Data =>

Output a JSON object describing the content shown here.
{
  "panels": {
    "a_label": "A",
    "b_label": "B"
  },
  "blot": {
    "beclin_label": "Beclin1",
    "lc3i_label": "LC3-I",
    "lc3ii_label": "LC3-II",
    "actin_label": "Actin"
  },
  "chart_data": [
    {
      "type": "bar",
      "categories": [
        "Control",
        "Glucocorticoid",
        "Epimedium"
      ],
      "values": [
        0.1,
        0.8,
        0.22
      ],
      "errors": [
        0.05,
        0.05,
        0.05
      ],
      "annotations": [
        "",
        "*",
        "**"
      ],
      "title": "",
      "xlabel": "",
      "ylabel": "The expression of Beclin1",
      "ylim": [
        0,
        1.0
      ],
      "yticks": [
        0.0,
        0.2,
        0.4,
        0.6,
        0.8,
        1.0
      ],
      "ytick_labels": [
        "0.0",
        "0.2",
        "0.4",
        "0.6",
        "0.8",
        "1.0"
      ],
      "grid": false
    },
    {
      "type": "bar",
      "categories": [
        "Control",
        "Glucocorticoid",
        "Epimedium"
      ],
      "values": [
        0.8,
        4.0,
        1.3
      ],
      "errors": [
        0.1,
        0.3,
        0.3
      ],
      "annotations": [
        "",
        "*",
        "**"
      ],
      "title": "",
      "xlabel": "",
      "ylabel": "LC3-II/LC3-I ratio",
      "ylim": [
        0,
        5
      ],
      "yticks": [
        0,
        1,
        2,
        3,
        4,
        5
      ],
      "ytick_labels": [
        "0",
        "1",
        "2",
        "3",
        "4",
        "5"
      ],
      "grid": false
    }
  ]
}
--
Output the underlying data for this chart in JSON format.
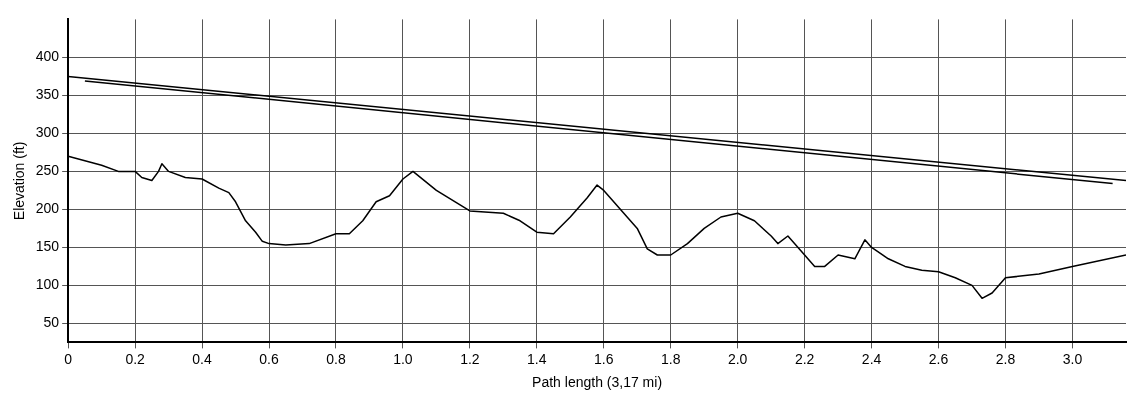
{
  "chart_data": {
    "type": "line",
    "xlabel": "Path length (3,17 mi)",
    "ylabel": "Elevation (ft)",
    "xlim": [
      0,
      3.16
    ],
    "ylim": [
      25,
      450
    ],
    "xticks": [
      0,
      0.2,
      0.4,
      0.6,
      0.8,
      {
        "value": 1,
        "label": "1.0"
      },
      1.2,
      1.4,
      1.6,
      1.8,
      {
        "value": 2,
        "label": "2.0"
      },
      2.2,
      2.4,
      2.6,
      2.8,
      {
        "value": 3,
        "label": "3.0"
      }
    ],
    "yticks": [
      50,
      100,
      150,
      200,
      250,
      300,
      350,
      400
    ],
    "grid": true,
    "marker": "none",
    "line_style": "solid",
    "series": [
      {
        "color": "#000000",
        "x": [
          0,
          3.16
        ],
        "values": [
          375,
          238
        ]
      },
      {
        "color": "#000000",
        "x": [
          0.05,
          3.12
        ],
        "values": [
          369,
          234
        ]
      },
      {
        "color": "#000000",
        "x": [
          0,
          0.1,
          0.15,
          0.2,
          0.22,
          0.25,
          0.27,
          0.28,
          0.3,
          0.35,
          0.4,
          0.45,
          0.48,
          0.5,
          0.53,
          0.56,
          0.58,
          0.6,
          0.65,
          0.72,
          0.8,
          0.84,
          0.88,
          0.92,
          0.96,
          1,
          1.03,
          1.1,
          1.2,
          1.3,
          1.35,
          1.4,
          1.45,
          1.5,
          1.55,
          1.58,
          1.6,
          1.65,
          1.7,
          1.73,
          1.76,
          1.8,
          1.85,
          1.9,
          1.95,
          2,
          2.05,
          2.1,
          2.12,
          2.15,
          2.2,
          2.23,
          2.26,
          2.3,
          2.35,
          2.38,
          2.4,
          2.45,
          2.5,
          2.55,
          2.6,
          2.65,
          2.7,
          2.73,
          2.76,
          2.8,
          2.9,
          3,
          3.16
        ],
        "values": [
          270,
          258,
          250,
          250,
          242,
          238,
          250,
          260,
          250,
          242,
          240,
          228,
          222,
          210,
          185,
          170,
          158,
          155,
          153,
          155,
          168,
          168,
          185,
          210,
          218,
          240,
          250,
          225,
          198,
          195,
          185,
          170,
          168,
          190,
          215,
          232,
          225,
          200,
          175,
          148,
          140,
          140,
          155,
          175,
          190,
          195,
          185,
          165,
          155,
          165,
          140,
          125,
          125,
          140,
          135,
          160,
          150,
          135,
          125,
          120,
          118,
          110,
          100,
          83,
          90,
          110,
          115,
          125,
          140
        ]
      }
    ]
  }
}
...
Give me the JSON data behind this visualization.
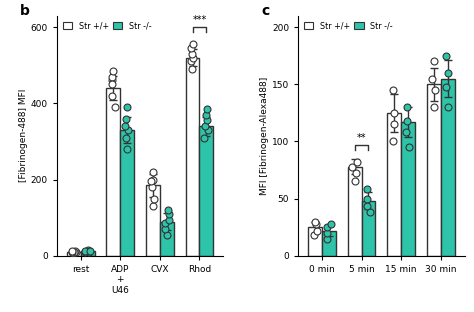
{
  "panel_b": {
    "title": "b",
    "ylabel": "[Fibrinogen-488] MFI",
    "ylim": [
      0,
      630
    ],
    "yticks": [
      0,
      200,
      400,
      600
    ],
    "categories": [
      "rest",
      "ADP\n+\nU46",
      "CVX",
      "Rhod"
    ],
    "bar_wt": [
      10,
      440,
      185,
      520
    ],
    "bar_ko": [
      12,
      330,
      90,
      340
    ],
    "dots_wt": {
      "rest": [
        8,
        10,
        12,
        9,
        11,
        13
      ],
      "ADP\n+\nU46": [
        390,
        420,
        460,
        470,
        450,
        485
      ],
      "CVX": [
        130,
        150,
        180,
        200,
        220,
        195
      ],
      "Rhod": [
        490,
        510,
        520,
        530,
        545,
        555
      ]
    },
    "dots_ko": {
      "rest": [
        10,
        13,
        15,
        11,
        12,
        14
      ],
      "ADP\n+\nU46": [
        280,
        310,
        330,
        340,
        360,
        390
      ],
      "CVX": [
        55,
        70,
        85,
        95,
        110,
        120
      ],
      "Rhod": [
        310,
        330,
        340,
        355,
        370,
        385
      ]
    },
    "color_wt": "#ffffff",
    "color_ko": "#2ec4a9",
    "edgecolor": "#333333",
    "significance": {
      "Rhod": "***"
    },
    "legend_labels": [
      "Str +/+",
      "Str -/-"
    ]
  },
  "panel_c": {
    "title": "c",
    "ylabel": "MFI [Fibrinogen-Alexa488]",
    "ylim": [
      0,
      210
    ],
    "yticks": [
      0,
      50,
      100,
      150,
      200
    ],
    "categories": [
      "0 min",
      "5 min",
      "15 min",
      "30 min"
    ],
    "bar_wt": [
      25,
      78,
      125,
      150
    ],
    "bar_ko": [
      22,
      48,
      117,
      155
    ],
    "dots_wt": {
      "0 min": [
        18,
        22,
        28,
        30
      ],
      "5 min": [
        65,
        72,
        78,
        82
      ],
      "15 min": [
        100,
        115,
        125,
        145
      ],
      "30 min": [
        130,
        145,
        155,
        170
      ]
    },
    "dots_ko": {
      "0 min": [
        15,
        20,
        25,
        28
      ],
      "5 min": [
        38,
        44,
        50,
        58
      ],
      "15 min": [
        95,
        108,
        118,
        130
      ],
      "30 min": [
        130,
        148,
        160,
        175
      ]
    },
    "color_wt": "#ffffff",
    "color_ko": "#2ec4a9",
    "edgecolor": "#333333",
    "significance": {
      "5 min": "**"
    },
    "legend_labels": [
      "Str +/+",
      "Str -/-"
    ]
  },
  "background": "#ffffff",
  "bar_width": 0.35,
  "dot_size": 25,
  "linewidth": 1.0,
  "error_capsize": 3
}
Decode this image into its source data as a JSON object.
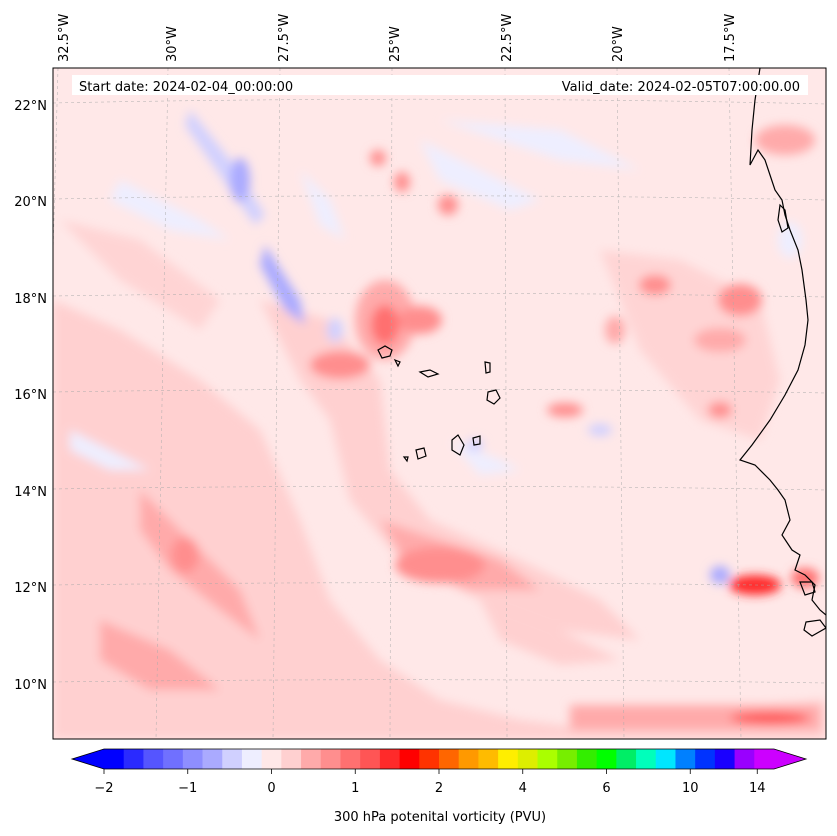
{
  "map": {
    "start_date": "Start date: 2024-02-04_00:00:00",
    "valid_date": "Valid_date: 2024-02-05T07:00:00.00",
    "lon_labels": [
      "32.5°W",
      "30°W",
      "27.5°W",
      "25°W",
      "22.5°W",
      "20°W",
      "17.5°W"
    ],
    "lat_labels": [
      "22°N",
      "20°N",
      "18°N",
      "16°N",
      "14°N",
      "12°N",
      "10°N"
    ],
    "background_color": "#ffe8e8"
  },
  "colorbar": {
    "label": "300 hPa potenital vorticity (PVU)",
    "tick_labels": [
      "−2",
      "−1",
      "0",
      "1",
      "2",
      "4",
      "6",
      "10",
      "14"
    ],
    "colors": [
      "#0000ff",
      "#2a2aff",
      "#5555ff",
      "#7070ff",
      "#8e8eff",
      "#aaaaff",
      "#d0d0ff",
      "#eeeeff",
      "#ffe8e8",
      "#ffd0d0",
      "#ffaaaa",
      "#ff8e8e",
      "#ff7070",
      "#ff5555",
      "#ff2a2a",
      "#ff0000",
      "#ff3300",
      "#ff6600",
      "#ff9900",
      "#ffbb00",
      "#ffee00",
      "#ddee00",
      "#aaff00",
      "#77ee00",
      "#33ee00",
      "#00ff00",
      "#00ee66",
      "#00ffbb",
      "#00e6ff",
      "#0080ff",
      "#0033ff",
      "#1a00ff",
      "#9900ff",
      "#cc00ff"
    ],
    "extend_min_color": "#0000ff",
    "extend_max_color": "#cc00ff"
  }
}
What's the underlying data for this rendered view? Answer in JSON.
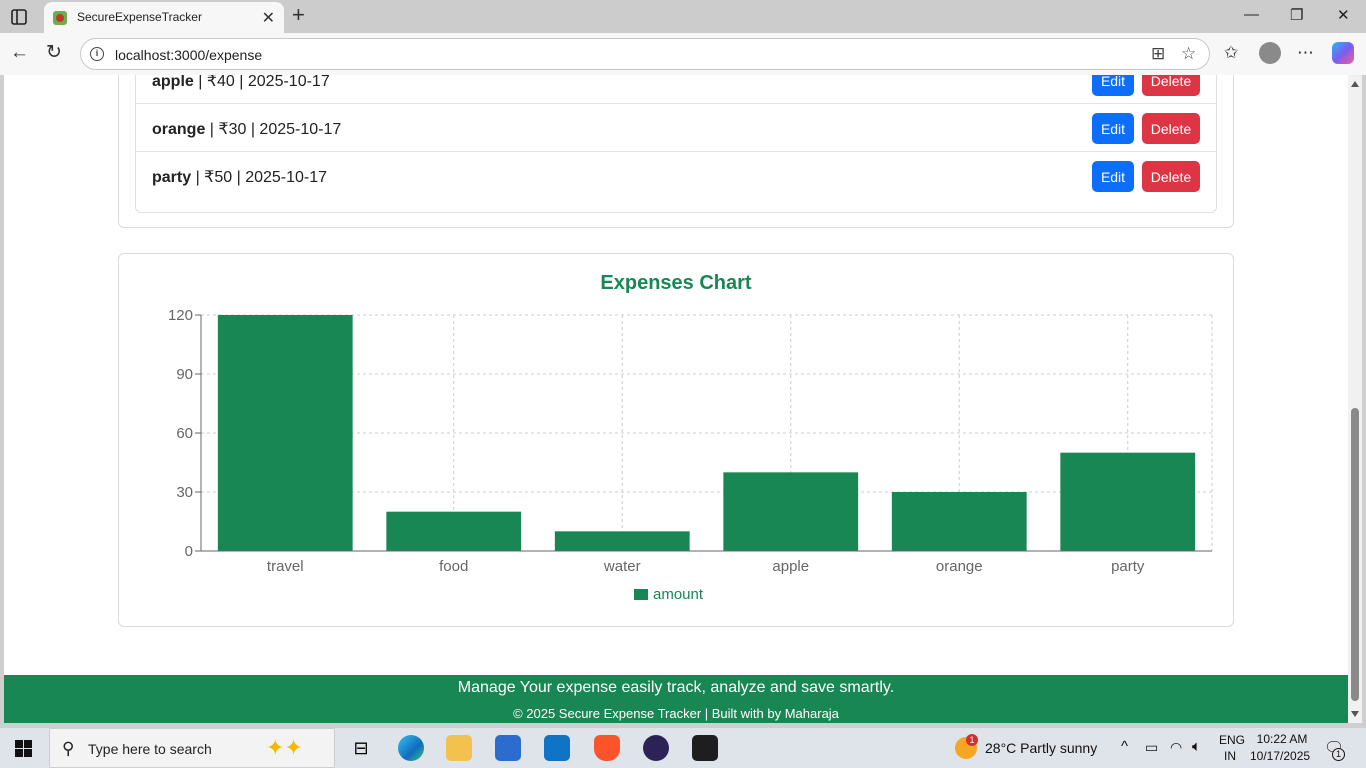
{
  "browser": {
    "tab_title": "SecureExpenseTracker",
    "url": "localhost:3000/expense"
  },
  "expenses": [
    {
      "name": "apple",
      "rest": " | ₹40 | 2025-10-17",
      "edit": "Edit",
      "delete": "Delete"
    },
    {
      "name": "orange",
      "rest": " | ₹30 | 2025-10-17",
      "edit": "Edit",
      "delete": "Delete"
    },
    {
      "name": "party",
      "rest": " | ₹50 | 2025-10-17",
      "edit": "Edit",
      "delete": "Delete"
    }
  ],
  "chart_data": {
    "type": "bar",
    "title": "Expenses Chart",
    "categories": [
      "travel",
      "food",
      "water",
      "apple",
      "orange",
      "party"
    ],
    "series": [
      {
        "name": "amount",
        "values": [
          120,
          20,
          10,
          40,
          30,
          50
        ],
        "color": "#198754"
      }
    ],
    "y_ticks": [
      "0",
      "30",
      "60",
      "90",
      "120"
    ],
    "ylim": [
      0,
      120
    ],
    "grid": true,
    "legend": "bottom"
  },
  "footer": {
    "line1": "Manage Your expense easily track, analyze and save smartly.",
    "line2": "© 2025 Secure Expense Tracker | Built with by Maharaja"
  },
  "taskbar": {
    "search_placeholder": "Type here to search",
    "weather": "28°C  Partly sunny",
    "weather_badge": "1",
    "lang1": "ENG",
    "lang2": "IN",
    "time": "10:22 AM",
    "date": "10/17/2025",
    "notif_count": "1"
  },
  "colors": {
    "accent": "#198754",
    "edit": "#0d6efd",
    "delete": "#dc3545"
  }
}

Prompt => Count every line of the records that holds the string "here". Write only the total.

Result of this exercise => 2